**WHAT THIS TASK INVOLVES:**
Retype the data that follows line by line, exactly, and leave its pictures out.

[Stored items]
---

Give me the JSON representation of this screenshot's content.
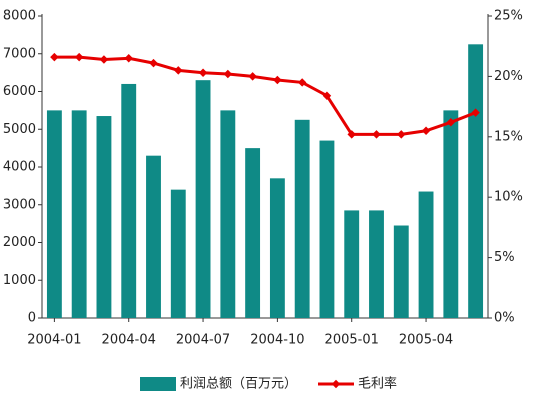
{
  "chart_data": {
    "type": "bar-line",
    "categories": [
      "2004-01",
      null,
      null,
      "2004-04",
      null,
      null,
      "2004-07",
      null,
      null,
      "2004-10",
      null,
      null,
      "2005-01",
      null,
      null,
      "2005-04",
      null,
      null
    ],
    "series": [
      {
        "name": "利润总额（百万元）",
        "type": "bar",
        "color": "#0f8a86",
        "values": [
          5500,
          5500,
          5350,
          6200,
          4300,
          3400,
          6300,
          5500,
          4500,
          3700,
          5250,
          4700,
          2850,
          2850,
          2450,
          3350,
          5500,
          7250
        ]
      },
      {
        "name": "毛利率",
        "type": "line",
        "axis": "y2",
        "color": "#e60000",
        "values": [
          21.6,
          21.6,
          21.4,
          21.5,
          21.1,
          20.5,
          20.3,
          20.2,
          20.0,
          19.7,
          19.5,
          18.4,
          15.2,
          15.2,
          15.2,
          15.5,
          16.2,
          17.0
        ]
      }
    ],
    "ylim": [
      0,
      8000
    ],
    "yticks": [
      0,
      1000,
      2000,
      3000,
      4000,
      5000,
      6000,
      7000,
      8000
    ],
    "y2lim": [
      0,
      25
    ],
    "y2ticks": [
      {
        "value": 0,
        "label": "0%"
      },
      {
        "value": 5,
        "label": "5%"
      },
      {
        "value": 10,
        "label": "10%"
      },
      {
        "value": 15,
        "label": "15%"
      },
      {
        "value": 20,
        "label": "20%"
      },
      {
        "value": 25,
        "label": "25%"
      }
    ],
    "grid": false
  }
}
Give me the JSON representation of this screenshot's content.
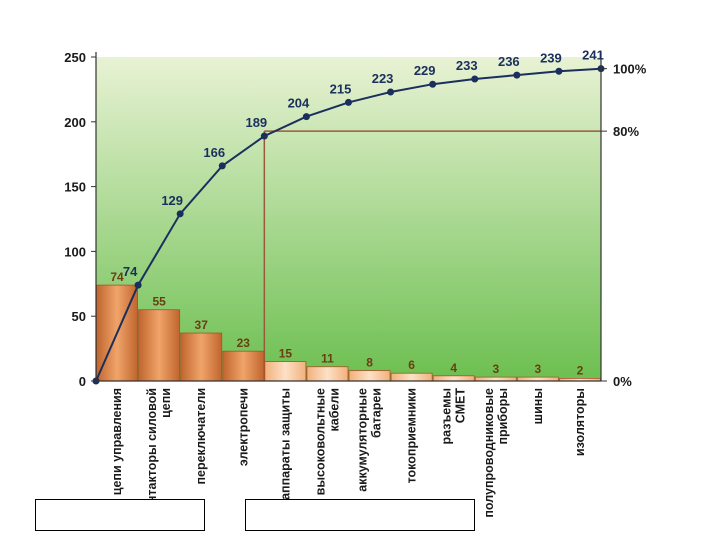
{
  "chart_data": {
    "type": "bar",
    "categories": [
      "цепи управления",
      "контакторы силовой цепи",
      "переключатели",
      "электропечи",
      "аппараты защиты",
      "высоковольтные кабели",
      "аккумуляторные батареи",
      "токоприемники",
      "разъемы СМЕТ",
      "полупроводниковые приборы",
      "шины",
      "изоляторы"
    ],
    "values": [
      74,
      55,
      37,
      23,
      15,
      11,
      8,
      6,
      4,
      3,
      3,
      2
    ],
    "cumulative": [
      74,
      129,
      166,
      189,
      204,
      215,
      223,
      229,
      233,
      236,
      239,
      241
    ],
    "highlighted_categories": [
      "аппараты защиты",
      "высоковольтные кабели",
      "аккумуляторные батареи",
      "токоприемники",
      "разъемы СМЕТ",
      "полупроводниковые приборы",
      "шины",
      "изоляторы"
    ],
    "ylim": [
      0,
      250
    ],
    "yticks": [
      0,
      50,
      100,
      150,
      200,
      250
    ],
    "y2ticks": [
      "0%",
      "80%",
      "100%"
    ],
    "colors": {
      "bar": "#d9824a",
      "bar_highlight": "#f7c49a",
      "bar_label": "#6b3d12",
      "line": "#1b2f5c",
      "cum_label": "#1b2f5c",
      "axis_text": "#1a1a1a",
      "guide": "#9a5a3a",
      "plot_top": "#e8f2d4",
      "plot_bottom": "#6cbf50"
    }
  }
}
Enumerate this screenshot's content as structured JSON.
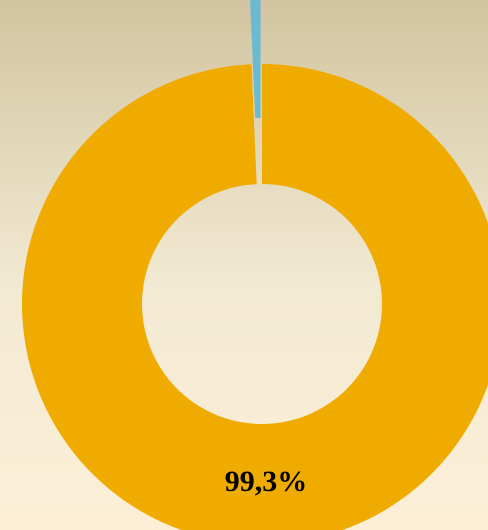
{
  "chart_data": {
    "type": "pie",
    "variant": "donut",
    "legend": "none",
    "slices": [
      {
        "value": 99.3,
        "color": "#f0ab00",
        "label": "99,3%",
        "label_visible": true,
        "exploded": false
      },
      {
        "value": 0.7,
        "color": "#6bbad1",
        "label": "",
        "label_visible": false,
        "exploded": true
      }
    ]
  }
}
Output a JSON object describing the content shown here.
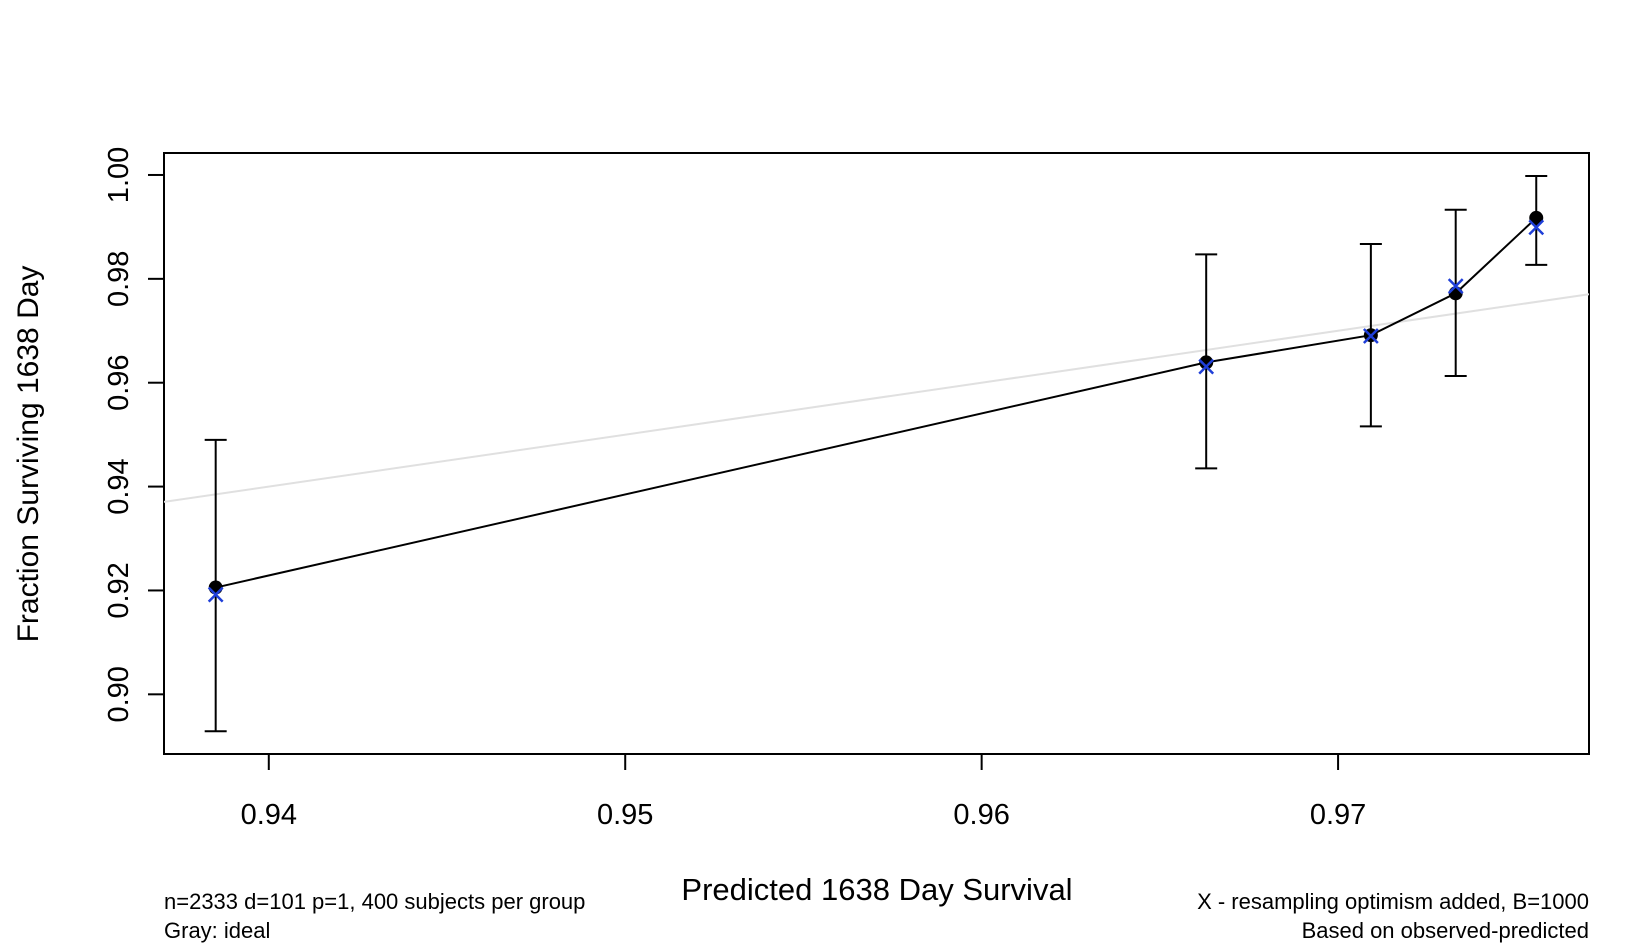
{
  "chart_data": {
    "type": "scatter",
    "x_label": "Predicted  1638 Day Survival",
    "y_label": "Fraction Surviving 1638 Day",
    "notes_left": [
      "n=2333 d=101 p=1, 400 subjects per group",
      "Gray: ideal"
    ],
    "notes_right": [
      "X - resampling optimism added, B=1000",
      "Based on observed-predicted"
    ],
    "x": [
      0.93851,
      0.9663,
      0.97092,
      0.9733,
      0.97556
    ],
    "values": [
      0.92056,
      0.96391,
      0.96915,
      0.97722,
      0.99173
    ],
    "error_low": [
      0.8929,
      0.9435,
      0.9516,
      0.9613,
      0.9827
    ],
    "error_high": [
      0.949,
      0.9847,
      0.9867,
      0.9933,
      0.9998
    ],
    "corrected_values": [
      0.9192,
      0.9631,
      0.969,
      0.9786,
      0.9899
    ],
    "color": "#000000",
    "corrected_color": "#1f3fd8",
    "ideal_color": "#e0e0e0",
    "xlim": [
      0.93706,
      0.97704
    ],
    "ylim": [
      0.88851,
      1.00423
    ],
    "xticks": [
      0.94,
      0.95,
      0.96,
      0.97
    ],
    "yticks": [
      {
        "value": 0.9,
        "label": "0.90"
      },
      0.92,
      0.94,
      0.96,
      0.98,
      {
        "value": 1.0,
        "label": "1.00"
      }
    ]
  }
}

---

**EXPECTED OUTPUT:**
Give me the JSON representation of this screenshot's content.
{
  "chart_data": {
    "type": "bar-line",
    "categories": [
      "2004-01",
      null,
      null,
      "2004-04",
      null,
      null,
      "2004-07",
      null,
      null,
      "2004-10",
      null,
      null,
      "2005-01",
      null,
      null,
      "2005-04",
      null,
      null
    ],
    "series": [
      {
        "name": "利润总额（百万元）",
        "type": "bar",
        "color": "#0f8a86",
        "values": [
          5500,
          5500,
          5350,
          6200,
          4300,
          3400,
          6300,
          5500,
          4500,
          3700,
          5250,
          4700,
          2850,
          2850,
          2450,
          3350,
          5500,
          7250
        ]
      },
      {
        "name": "毛利率",
        "type": "line",
        "axis": "y2",
        "color": "#e60000",
        "values": [
          21.6,
          21.6,
          21.4,
          21.5,
          21.1,
          20.5,
          20.3,
          20.2,
          20.0,
          19.7,
          19.5,
          18.4,
          15.2,
          15.2,
          15.2,
          15.5,
          16.2,
          17.0
        ]
      }
    ],
    "ylim": [
      0,
      8000
    ],
    "yticks": [
      0,
      1000,
      2000,
      3000,
      4000,
      5000,
      6000,
      7000,
      8000
    ],
    "y2lim": [
      0,
      25
    ],
    "y2ticks": [
      {
        "value": 0,
        "label": "0%"
      },
      {
        "value": 5,
        "label": "5%"
      },
      {
        "value": 10,
        "label": "10%"
      },
      {
        "value": 15,
        "label": "15%"
      },
      {
        "value": 20,
        "label": "20%"
      },
      {
        "value": 25,
        "label": "25%"
      }
    ],
    "grid": false
  }
}
Give me the JSON representation of this screenshot's content.
{
  "chart_data": {
    "type": "bar",
    "categories": [
      "цепи управления",
      "контакторы силовой цепи",
      "переключатели",
      "электропечи",
      "аппараты защиты",
      "высоковольтные кабели",
      "аккумуляторные батареи",
      "токоприемники",
      "разъемы СМЕТ",
      "полупроводниковые приборы",
      "шины",
      "изоляторы"
    ],
    "values": [
      74,
      55,
      37,
      23,
      15,
      11,
      8,
      6,
      4,
      3,
      3,
      2
    ],
    "cumulative": [
      74,
      129,
      166,
      189,
      204,
      215,
      223,
      229,
      233,
      236,
      239,
      241
    ],
    "highlighted_categories": [
      "аппараты защиты",
      "высоковольтные кабели",
      "аккумуляторные батареи",
      "токоприемники",
      "разъемы СМЕТ",
      "полупроводниковые приборы",
      "шины",
      "изоляторы"
    ],
    "ylim": [
      0,
      250
    ],
    "yticks": [
      0,
      50,
      100,
      150,
      200,
      250
    ],
    "y2ticks": [
      "0%",
      "80%",
      "100%"
    ],
    "colors": {
      "bar": "#d9824a",
      "bar_highlight": "#f7c49a",
      "bar_label": "#6b3d12",
      "line": "#1b2f5c",
      "cum_label": "#1b2f5c",
      "axis_text": "#1a1a1a",
      "guide": "#9a5a3a",
      "plot_top": "#e8f2d4",
      "plot_bottom": "#6cbf50"
    }
  }
}
Enumerate this screenshot's content as structured JSON.
{
  "chart_data": {
    "type": "pie",
    "variant": "donut",
    "legend": "none",
    "slices": [
      {
        "value": 99.3,
        "color": "#f0ab00",
        "label": "99,3%",
        "label_visible": true,
        "exploded": false
      },
      {
        "value": 0.7,
        "color": "#6bbad1",
        "label": "",
        "label_visible": false,
        "exploded": true
      }
    ]
  }
}
Output a JSON object describing the content shown here.
{
  "chart_data": {
    "type": "scatter",
    "x_label": "Predicted  1638 Day Survival",
    "y_label": "Fraction Surviving 1638 Day",
    "notes_left": [
      "n=2333 d=101 p=1, 400 subjects per group",
      "Gray: ideal"
    ],
    "notes_right": [
      "X - resampling optimism added, B=1000",
      "Based on observed-predicted"
    ],
    "x": [
      0.93851,
      0.9663,
      0.97092,
      0.9733,
      0.97556
    ],
    "values": [
      0.92056,
      0.96391,
      0.96915,
      0.97722,
      0.99173
    ],
    "error_low": [
      0.8929,
      0.9435,
      0.9516,
      0.9613,
      0.9827
    ],
    "error_high": [
      0.949,
      0.9847,
      0.9867,
      0.9933,
      0.9998
    ],
    "corrected_values": [
      0.9192,
      0.9631,
      0.969,
      0.9786,
      0.9899
    ],
    "color": "#000000",
    "corrected_color": "#1f3fd8",
    "ideal_color": "#e0e0e0",
    "xlim": [
      0.93706,
      0.97704
    ],
    "ylim": [
      0.88851,
      1.00423
    ],
    "xticks": [
      0.94,
      0.95,
      0.96,
      0.97
    ],
    "yticks": [
      {
        "value": 0.9,
        "label": "0.90"
      },
      0.92,
      0.94,
      0.96,
      0.98,
      {
        "value": 1.0,
        "label": "1.00"
      }
    ]
  }
}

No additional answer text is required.